▶ [Record excerpts]
+++
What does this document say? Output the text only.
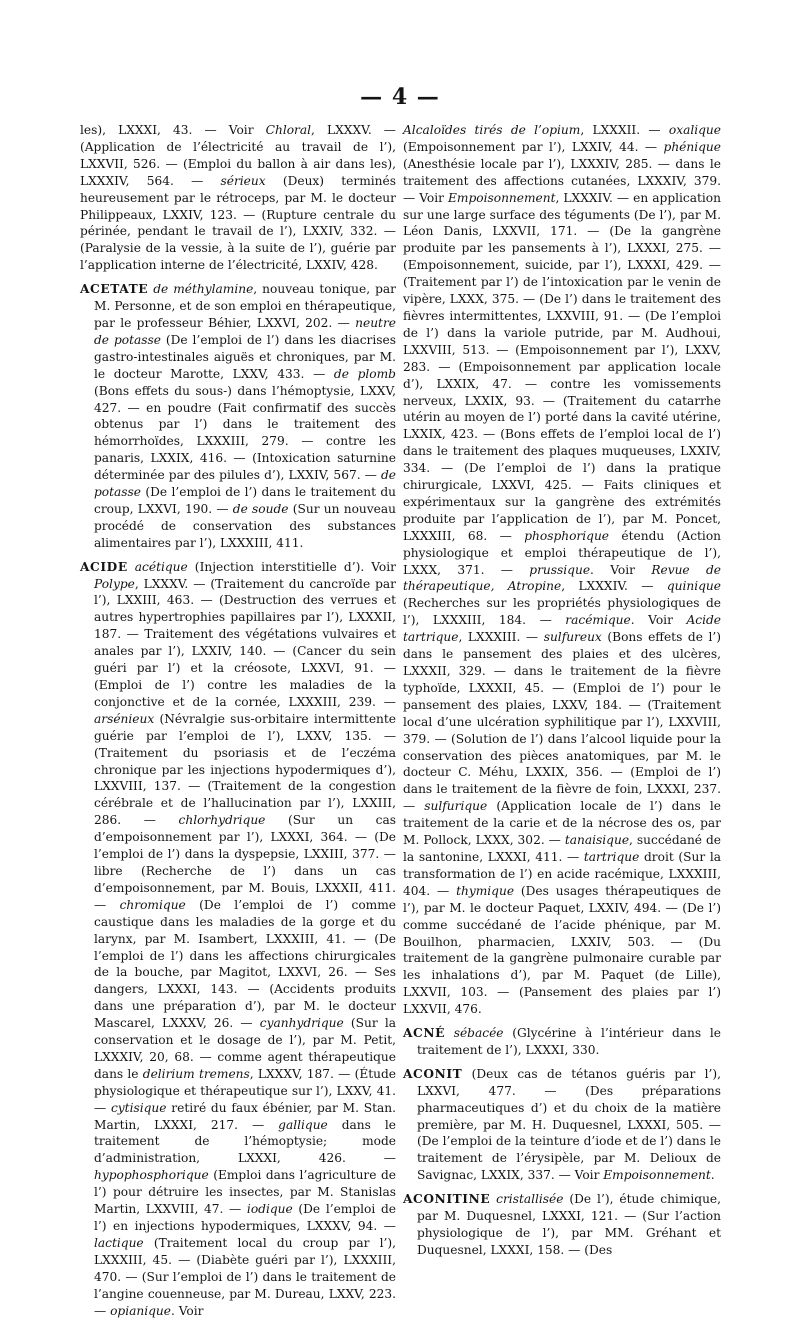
— 4 —

les), LXXXI, 43. — Voir Chloral, LXXXV. — (Application de l’électricité au travail de l’), LXXVII, 526. — (Emploi du ballon à air dans les), LXXXIV, 564. — sérieux (Deux) terminés heureusement par le rétroceps, par M. le docteur Philippeaux, LXXIV, 123. — (Rupture centrale du périnée, pendant le travail de l’), LXXIV, 332. — (Paralysie de la vessie, à la suite de l’), guérie par l’application interne de l’électricité, LXXIV, 428.

ACETATE de méthylamine, nouveau tonique, par M. Personne, et de son emploi en thérapeutique, par le professeur Béhier, LXXVI, 202. — neutre de potasse (De l’emploi de l’) dans les diacrises gastro-intestinales aiguës et chroniques, par M. le docteur Marotte, LXXV, 433. — de plomb (Bons effets du sous-) dans l’hémoptysie, LXXV, 427. — en poudre (Fait confirmatif des succès obtenus par l’) dans le traitement des hémorrhoïdes, LXXXIII, 279. — contre les panaris, LXXIX, 416. — (Intoxication saturnine déterminée par des pilules d’), LXXIV, 567. — de potasse (De l’emploi de l’) dans le traitement du croup, LXXVI, 190. — de soude (Sur un nouveau procédé de conservation des substances alimentaires par l’), LXXXIII, 411.

ACIDE acétique (Injection interstitielle d’). Voir Polype, LXXXV. — (Traitement du cancroïde par l’), LXXIII, 463. — (Destruction des verrues et autres hypertrophies papillaires par l’), LXXXII, 187. — Traitement des végétations vulvaires et anales par l’), LXXIV, 140. — (Cancer du sein guéri par l’) et la créosote, LXXVI, 91. — (Emploi de l’) contre les maladies de la conjonctive et de la cornée, LXXXIII, 239. — arsénieux (Névralgie sus-orbitaire intermittente guérie par l’emploi de l’), LXXV, 135. — (Traitement du psoriasis et de l’eczéma chronique par les injections hypodermiques d’), LXXVIII, 137. — (Traitement de la congestion cérébrale et de l’hallucination par l’), LXXIII, 286. — chlorhydrique (Sur un cas d’empoisonnement par l’), LXXXI, 364. — (De l’emploi de l’) dans la dyspepsie, LXXIII, 377. — libre (Recherche de l’) dans un cas d’empoisonnement, par M. Bouis, LXXXII, 411. — chromique (De l’emploi de l’) comme caustique dans les maladies de la gorge et du larynx, par M. Isambert, LXXXIII, 41. — (De l’emploi de l’) dans les affections chirurgicales de la bouche, par Magitot, LXXVI, 26. — Ses dangers, LXXXI, 143. — (Accidents produits dans une préparation d’), par M. le docteur Mascarel, LXXXV, 26. — cyanhydrique (Sur la conservation et le dosage de l’), par M. Petit, LXXXIV, 20, 68. — comme agent thérapeutique dans le delirium tremens, LXXXV, 187. — (Étude physiologique et thérapeutique sur l’), LXXV, 41. — cytisique retiré du faux ébénier, par M. Stan. Martin, LXXXI, 217. — gallique dans le traitement de l’hémoptysie; mode d’administration, LXXXI, 426. — hypophosphorique (Emploi dans l’agriculture de l’) pour détruire les insectes, par M. Stanislas Martin, LXXVIII, 47. — iodique (De l’emploi de l’) en injections hypodermiques, LXXXV, 94. — lactique (Traitement local du croup par l’), LXXXIII, 45. — (Diabète guéri par l’), LXXXIII, 470. — (Sur l’emploi de l’) dans le traitement de l’angine couenneuse, par M. Dureau, LXXV, 223. — opianique. Voir

Alcaloïdes tirés de l’opium, LXXXII. — oxalique (Empoisonnement par l’), LXXIV, 44. — phénique (Anesthésie locale par l’), LXXXIV, 285. — dans le traitement des affections cutanées, LXXXIV, 379. — Voir Empoisonnement, LXXXIV. — en application sur une large surface des téguments (De l’), par M. Léon Danis, LXXVII, 171. — (De la gangrène produite par les pansements à l’), LXXXI, 275. — (Empoisonnement, suicide, par l’), LXXXI, 429. — (Traitement par l’) de l’intoxication par le venin de vipère, LXXX, 375. — (De l’) dans le traitement des fièvres intermittentes, LXXVIII, 91. — (De l’emploi de l’) dans la variole putride, par M. Audhoui, LXXVIII, 513. — (Empoisonnement par l’), LXXV, 283. — (Empoisonnement par application locale d’), LXXIX, 47. — contre les vomissements nerveux, LXXIX, 93. — (Traitement du catarrhe utérin au moyen de l’) porté dans la cavité utérine, LXXIX, 423. — (Bons effets de l’emploi local de l’) dans le traitement des plaques muqueuses, LXXIV, 334. — (De l’emploi de l’) dans la pratique chirurgicale, LXXVI, 425. — Faits cliniques et expérimentaux sur la gangrène des extrémités produite par l’application de l’), par M. Poncet, LXXXIII, 68. — phosphorique étendu (Action physiologique et emploi thérapeutique de l’), LXXX, 371. — prussique. Voir Revue de thérapeutique, Atropine, LXXXIV. — quinique (Recherches sur les propriétés physiologiques de l’), LXXXIII, 184. — racémique. Voir Acide tartrique, LXXXIII. — sulfureux (Bons effets de l’) dans le pansement des plaies et des ulcères, LXXXII, 329. — dans le traitement de la fièvre typhoïde, LXXXII, 45. — (Emploi de l’) pour le pansement des plaies, LXXV, 184. — (Traitement local d’une ulcération syphilitique par l’), LXXVIII, 379. — (Solution de l’) dans l’alcool liquide pour la conservation des pièces anatomiques, par M. le docteur C. Méhu, LXXIX, 356. — (Emploi de l’) dans le traitement de la fièvre de foin, LXXXI, 237. — sulfurique (Application locale de l’) dans le traitement de la carie et de la nécrose des os, par M. Pollock, LXXX, 302. — tanaisique, succédané de la santonine, LXXXI, 411. — tartrique droit (Sur la transformation de l’) en acide racémique, LXXXIII, 404. — thymique (Des usages thérapeutiques de l’), par M. le docteur Paquet, LXXIV, 494. — (De l’) comme succédané de l’acide phénique, par M. Bouilhon, pharmacien, LXXIV, 503. — (Du traitement de la gangrène pulmonaire curable par les inhalations d’), par M. Paquet (de Lille), LXXVII, 103. — (Pansement des plaies par l’) LXXVII, 476.

ACNÉ sébacée (Glycérine à l’intérieur dans le traitement de l’), LXXXI, 330.

ACONIT (Deux cas de tétanos guéris par l’), LXXVI, 477. — (Des préparations pharmaceutiques d’) et du choix de la matière première, par M. H. Duquesnel, LXXXI, 505. — (De l’emploi de la teinture d’iode et de l’) dans le traitement de l’érysipèle, par M. Delioux de Savignac, LXXIX, 337. — Voir Empoisonnement.

ACONITINE cristallisée (De l’), étude chimique, par M. Duquesnel, LXXXI, 121. — (Sur l’action physiologique de l’), par MM. Gréhant et Duquesnel, LXXXI, 158. — (Des
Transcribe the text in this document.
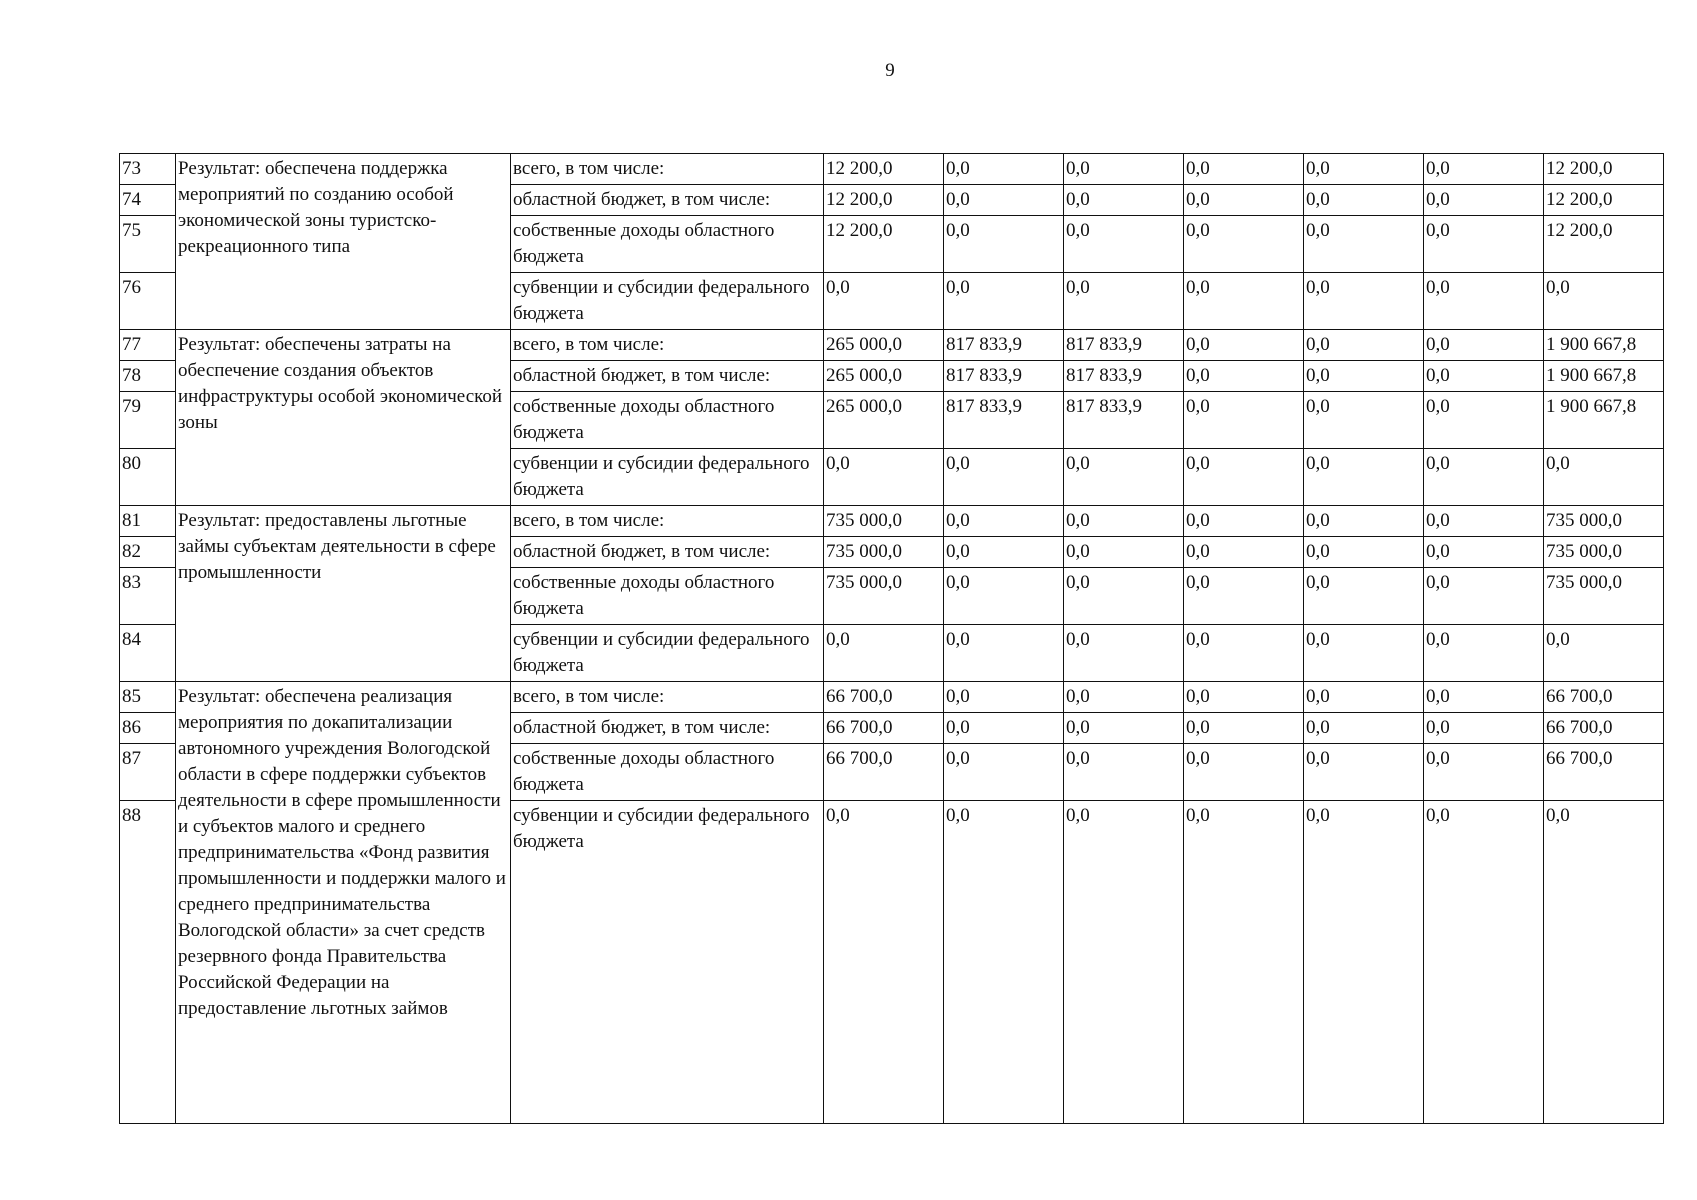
9
73	Результат: обеспечена поддержка мероприятий по созданию особой экономической зоны туристско-рекреационного типа	всего, в том числе:	12 200,0	0,0	0,0	0,0	0,0	0,0	12 200,0
74		областной бюджет, в том числе:	12 200,0	0,0	0,0	0,0	0,0	0,0	12 200,0
75		собственные доходы областного бюджета	12 200,0	0,0	0,0	0,0	0,0	0,0	12 200,0
76		субвенции и субсидии федерального бюджета	0,0	0,0	0,0	0,0	0,0	0,0	0,0
77	Результат: обеспечены затраты на обеспечение создания объектов инфраструктуры особой экономической зоны	всего, в том числе:	265 000,0	817 833,9	817 833,9	0,0	0,0	0,0	1 900 667,8
78		областной бюджет, в том числе:	265 000,0	817 833,9	817 833,9	0,0	0,0	0,0	1 900 667,8
79		собственные доходы областного бюджета	265 000,0	817 833,9	817 833,9	0,0	0,0	0,0	1 900 667,8
80		субвенции и субсидии федерального бюджета	0,0	0,0	0,0	0,0	0,0	0,0	0,0
81	Результат: предоставлены льготные займы субъектам деятельности в сфере промышленности	всего, в том числе:	735 000,0	0,0	0,0	0,0	0,0	0,0	735 000,0
82		областной бюджет, в том числе:	735 000,0	0,0	0,0	0,0	0,0	0,0	735 000,0
83		собственные доходы областного бюджета	735 000,0	0,0	0,0	0,0	0,0	0,0	735 000,0
84		субвенции и субсидии федерального бюджета	0,0	0,0	0,0	0,0	0,0	0,0	0,0
85	Результат: обеспечена реализация мероприятия по докапитализации автономного учреждения Вологодской области в сфере поддержки субъектов деятельности в сфере промышленности и субъектов малого и среднего предпринимательства «Фонд развития промышленности и поддержки малого и среднего предпринимательства Вологодской области» за счет средств резервного фонда Правительства Российской Федерации на предоставление льготных займов	всего, в том числе:	66 700,0	0,0	0,0	0,0	0,0	0,0	66 700,0
86		областной бюджет, в том числе:	66 700,0	0,0	0,0	0,0	0,0	0,0	66 700,0
87		собственные доходы областного бюджета	66 700,0	0,0	0,0	0,0	0,0	0,0	66 700,0
88		субвенции и субсидии федерального бюджета	0,0	0,0	0,0	0,0	0,0	0,0	0,0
+++
▶ [What needs to be done]
Go through the listing above and work out how many lines contain the string "собственные". Reply with the number alone.

▶ [Task answer]
4